Written exercise —
The records that follow are to be transcribed in full, without their images.

Records supplied —
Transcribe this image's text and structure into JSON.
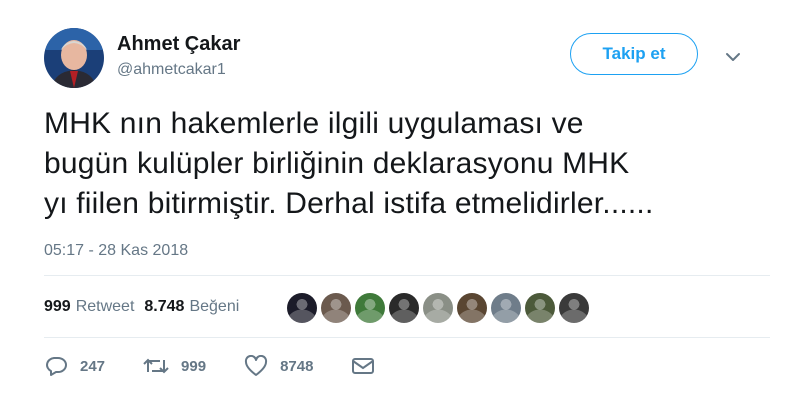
{
  "author": {
    "display_name": "Ahmet Çakar",
    "handle": "@ahmetcakar1",
    "avatar_icon": "user-avatar"
  },
  "follow_button": {
    "label": "Takip et"
  },
  "menu_icon": "chevron-down-icon",
  "tweet": {
    "text_lines": [
      "MHK nın hakemlerle ilgili uygulaması ve",
      "bugün kulüpler birliğinin deklarasyonu MHK",
      "yı fiilen bitirmiştir. Derhal istifa etmelidirler......"
    ],
    "timestamp": "05:17 - 28 Kas 2018"
  },
  "stats": {
    "retweet_count": "999",
    "retweet_label": "Retweet",
    "like_count": "8.748",
    "like_label": "Beğeni"
  },
  "likers": [
    {
      "icon": "liker-avatar-1",
      "color": "#1c1c2a"
    },
    {
      "icon": "liker-avatar-2",
      "color": "#6b5a4e"
    },
    {
      "icon": "liker-avatar-3",
      "color": "#3f7a3a"
    },
    {
      "icon": "liker-avatar-4",
      "color": "#2a2a2a"
    },
    {
      "icon": "liker-avatar-5",
      "color": "#8a8f86"
    },
    {
      "icon": "liker-avatar-6",
      "color": "#5a4632"
    },
    {
      "icon": "liker-avatar-7",
      "color": "#6f7d8a"
    },
    {
      "icon": "liker-avatar-8",
      "color": "#4c5a3a"
    },
    {
      "icon": "liker-avatar-9",
      "color": "#3a3a3a"
    }
  ],
  "actions": {
    "reply_count": "247",
    "retweet_count": "999",
    "like_count": "8748"
  },
  "colors": {
    "accent": "#1da1f2",
    "text_primary": "#14171a",
    "text_secondary": "#657786",
    "divider": "#e6ecf0"
  }
}
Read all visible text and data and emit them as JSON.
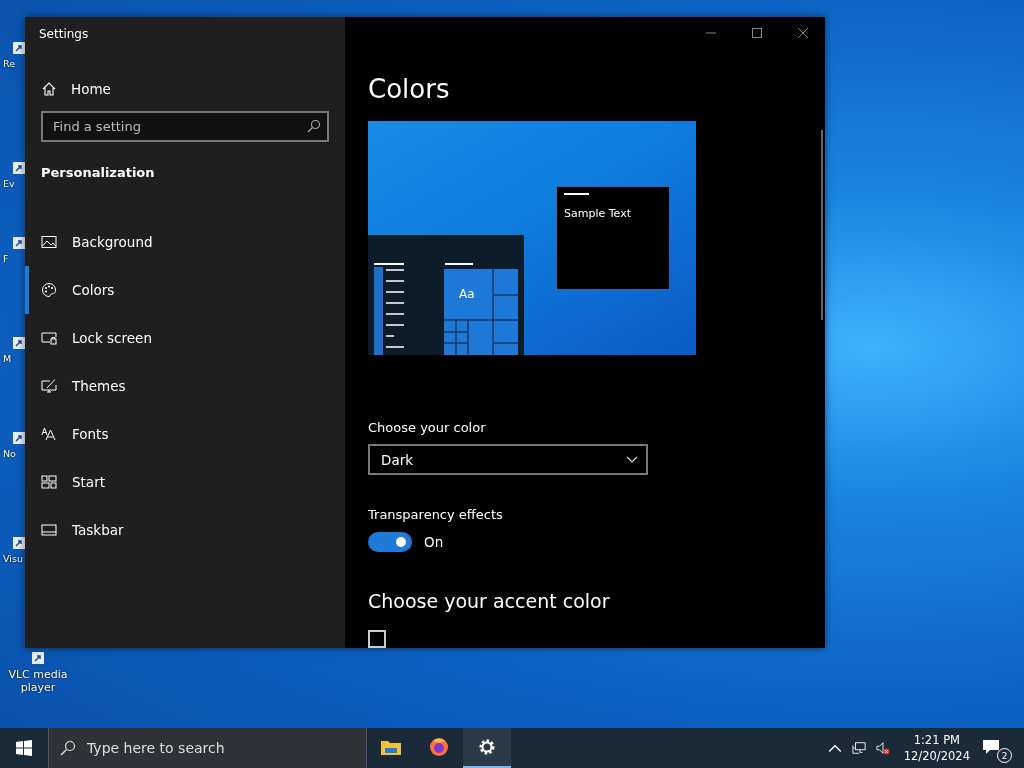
{
  "desktop": {
    "icons": [
      {
        "label": "Re"
      },
      {
        "label": "Ev"
      },
      {
        "label": "F"
      },
      {
        "label": "M"
      },
      {
        "label": "No"
      },
      {
        "label": "Visu"
      },
      {
        "label": "VLC media player"
      }
    ]
  },
  "window": {
    "title": "Settings"
  },
  "sidebar": {
    "home": "Home",
    "search": {
      "placeholder": "Find a setting"
    },
    "section": "Personalization",
    "items": [
      {
        "label": "Background",
        "selected": false
      },
      {
        "label": "Colors",
        "selected": true
      },
      {
        "label": "Lock screen",
        "selected": false
      },
      {
        "label": "Themes",
        "selected": false
      },
      {
        "label": "Fonts",
        "selected": false
      },
      {
        "label": "Start",
        "selected": false
      },
      {
        "label": "Taskbar",
        "selected": false
      }
    ]
  },
  "content": {
    "title": "Colors",
    "preview": {
      "sample_text": "Sample Text",
      "tile_text": "Aa"
    },
    "color_label": "Choose your color",
    "color_value": "Dark",
    "transparency_label": "Transparency effects",
    "transparency": {
      "on": true,
      "text": "On"
    },
    "accent_heading": "Choose your accent color",
    "auto_pick": {
      "checked": false
    }
  },
  "taskbar": {
    "search": {
      "placeholder": "Type here to search"
    },
    "apps": [
      {
        "kind": "folder",
        "selected": false
      },
      {
        "kind": "browser",
        "selected": false
      },
      {
        "kind": "settings",
        "selected": true
      }
    ],
    "time": "1:21 PM",
    "date": "12/20/2024",
    "notifications": "2"
  }
}
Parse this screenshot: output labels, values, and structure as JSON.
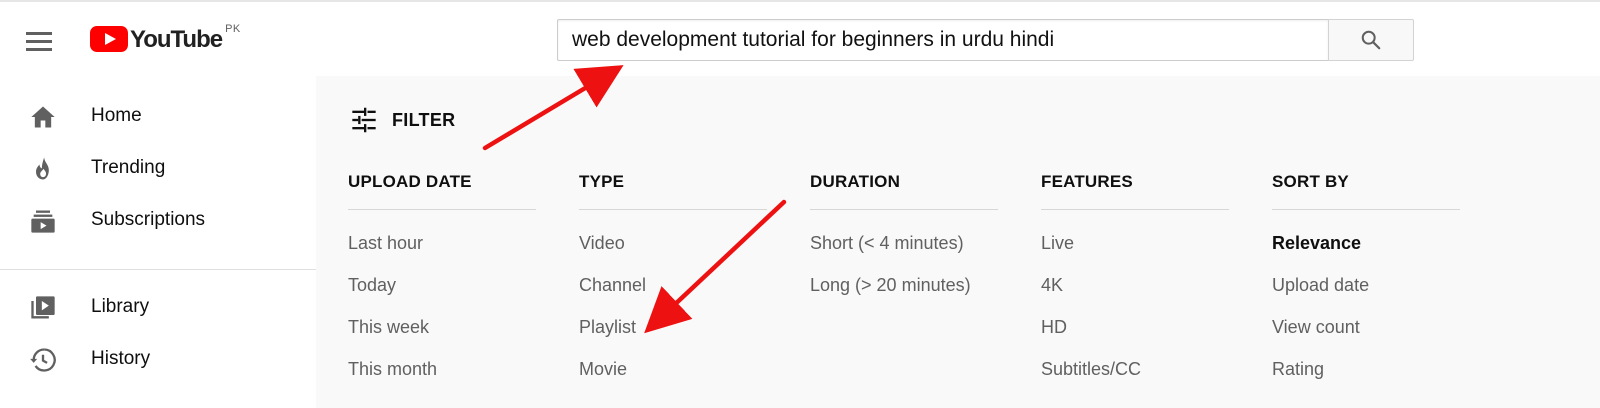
{
  "masthead": {
    "logo_text": "YouTube",
    "country_code": "PK",
    "search_query": "web development tutorial for beginners in urdu hindi"
  },
  "sidebar": {
    "items": [
      {
        "label": "Home",
        "icon": "home-icon"
      },
      {
        "label": "Trending",
        "icon": "trending-icon"
      },
      {
        "label": "Subscriptions",
        "icon": "subscriptions-icon"
      },
      {
        "label": "Library",
        "icon": "library-icon"
      },
      {
        "label": "History",
        "icon": "history-icon"
      }
    ]
  },
  "filters": {
    "toggle_label": "FILTER",
    "columns": [
      {
        "header": "UPLOAD DATE",
        "options": [
          "Last hour",
          "Today",
          "This week",
          "This month"
        ]
      },
      {
        "header": "TYPE",
        "options": [
          "Video",
          "Channel",
          "Playlist",
          "Movie"
        ]
      },
      {
        "header": "DURATION",
        "options": [
          "Short (< 4 minutes)",
          "Long (> 20 minutes)"
        ]
      },
      {
        "header": "FEATURES",
        "options": [
          "Live",
          "4K",
          "HD",
          "Subtitles/CC"
        ]
      },
      {
        "header": "SORT BY",
        "options": [
          "Relevance",
          "Upload date",
          "View count",
          "Rating"
        ],
        "selected": "Relevance"
      }
    ]
  },
  "colors": {
    "brand_red": "#ff0000",
    "annotation_arrow": "#ee1111",
    "panel_bg": "#f9f9f9",
    "option_text": "#606060"
  }
}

Written response —
Transcribe this image's text and structure into JSON.
{
  "author": {
    "display_name": "Ahmet Çakar",
    "handle": "@ahmetcakar1",
    "avatar_icon": "user-avatar"
  },
  "follow_button": {
    "label": "Takip et"
  },
  "menu_icon": "chevron-down-icon",
  "tweet": {
    "text_lines": [
      "MHK nın hakemlerle ilgili uygulaması ve",
      "bugün kulüpler birliğinin deklarasyonu MHK",
      "yı fiilen bitirmiştir. Derhal istifa etmelidirler......"
    ],
    "timestamp": "05:17 - 28 Kas 2018"
  },
  "stats": {
    "retweet_count": "999",
    "retweet_label": "Retweet",
    "like_count": "8.748",
    "like_label": "Beğeni"
  },
  "likers": [
    {
      "icon": "liker-avatar-1",
      "color": "#1c1c2a"
    },
    {
      "icon": "liker-avatar-2",
      "color": "#6b5a4e"
    },
    {
      "icon": "liker-avatar-3",
      "color": "#3f7a3a"
    },
    {
      "icon": "liker-avatar-4",
      "color": "#2a2a2a"
    },
    {
      "icon": "liker-avatar-5",
      "color": "#8a8f86"
    },
    {
      "icon": "liker-avatar-6",
      "color": "#5a4632"
    },
    {
      "icon": "liker-avatar-7",
      "color": "#6f7d8a"
    },
    {
      "icon": "liker-avatar-8",
      "color": "#4c5a3a"
    },
    {
      "icon": "liker-avatar-9",
      "color": "#3a3a3a"
    }
  ],
  "actions": {
    "reply_count": "247",
    "retweet_count": "999",
    "like_count": "8748"
  },
  "colors": {
    "accent": "#1da1f2",
    "text_primary": "#14171a",
    "text_secondary": "#657786",
    "divider": "#e6ecf0"
  }
}
Read all visible text and data and emit them as JSON.
{
  "desktop": {
    "icons": [
      {
        "label": "Re"
      },
      {
        "label": "Ev"
      },
      {
        "label": "F"
      },
      {
        "label": "M"
      },
      {
        "label": "No"
      },
      {
        "label": "Visu"
      },
      {
        "label": "VLC media player"
      }
    ]
  },
  "window": {
    "title": "Settings"
  },
  "sidebar": {
    "home": "Home",
    "search": {
      "placeholder": "Find a setting"
    },
    "section": "Personalization",
    "items": [
      {
        "label": "Background",
        "selected": false
      },
      {
        "label": "Colors",
        "selected": true
      },
      {
        "label": "Lock screen",
        "selected": false
      },
      {
        "label": "Themes",
        "selected": false
      },
      {
        "label": "Fonts",
        "selected": false
      },
      {
        "label": "Start",
        "selected": false
      },
      {
        "label": "Taskbar",
        "selected": false
      }
    ]
  },
  "content": {
    "title": "Colors",
    "preview": {
      "sample_text": "Sample Text",
      "tile_text": "Aa"
    },
    "color_label": "Choose your color",
    "color_value": "Dark",
    "transparency_label": "Transparency effects",
    "transparency": {
      "on": true,
      "text": "On"
    },
    "accent_heading": "Choose your accent color",
    "auto_pick": {
      "checked": false
    }
  },
  "taskbar": {
    "search": {
      "placeholder": "Type here to search"
    },
    "apps": [
      {
        "kind": "folder",
        "selected": false
      },
      {
        "kind": "browser",
        "selected": false
      },
      {
        "kind": "settings",
        "selected": true
      }
    ],
    "time": "1:21 PM",
    "date": "12/20/2024",
    "notifications": "2"
  }
}
Parse this screenshot: output labels, values, and structure as JSON.
{
  "masthead": {
    "logo_text": "YouTube",
    "country_code": "PK",
    "search_query": "web development tutorial for beginners in urdu hindi"
  },
  "sidebar": {
    "items": [
      {
        "label": "Home",
        "icon": "home-icon"
      },
      {
        "label": "Trending",
        "icon": "trending-icon"
      },
      {
        "label": "Subscriptions",
        "icon": "subscriptions-icon"
      },
      {
        "label": "Library",
        "icon": "library-icon"
      },
      {
        "label": "History",
        "icon": "history-icon"
      }
    ]
  },
  "filters": {
    "toggle_label": "FILTER",
    "columns": [
      {
        "header": "UPLOAD DATE",
        "options": [
          "Last hour",
          "Today",
          "This week",
          "This month"
        ]
      },
      {
        "header": "TYPE",
        "options": [
          "Video",
          "Channel",
          "Playlist",
          "Movie"
        ]
      },
      {
        "header": "DURATION",
        "options": [
          "Short (< 4 minutes)",
          "Long (> 20 minutes)"
        ]
      },
      {
        "header": "FEATURES",
        "options": [
          "Live",
          "4K",
          "HD",
          "Subtitles/CC"
        ]
      },
      {
        "header": "SORT BY",
        "options": [
          "Relevance",
          "Upload date",
          "View count",
          "Rating"
        ],
        "selected": "Relevance"
      }
    ]
  },
  "colors": {
    "brand_red": "#ff0000",
    "annotation_arrow": "#ee1111",
    "panel_bg": "#f9f9f9",
    "option_text": "#606060"
  }
}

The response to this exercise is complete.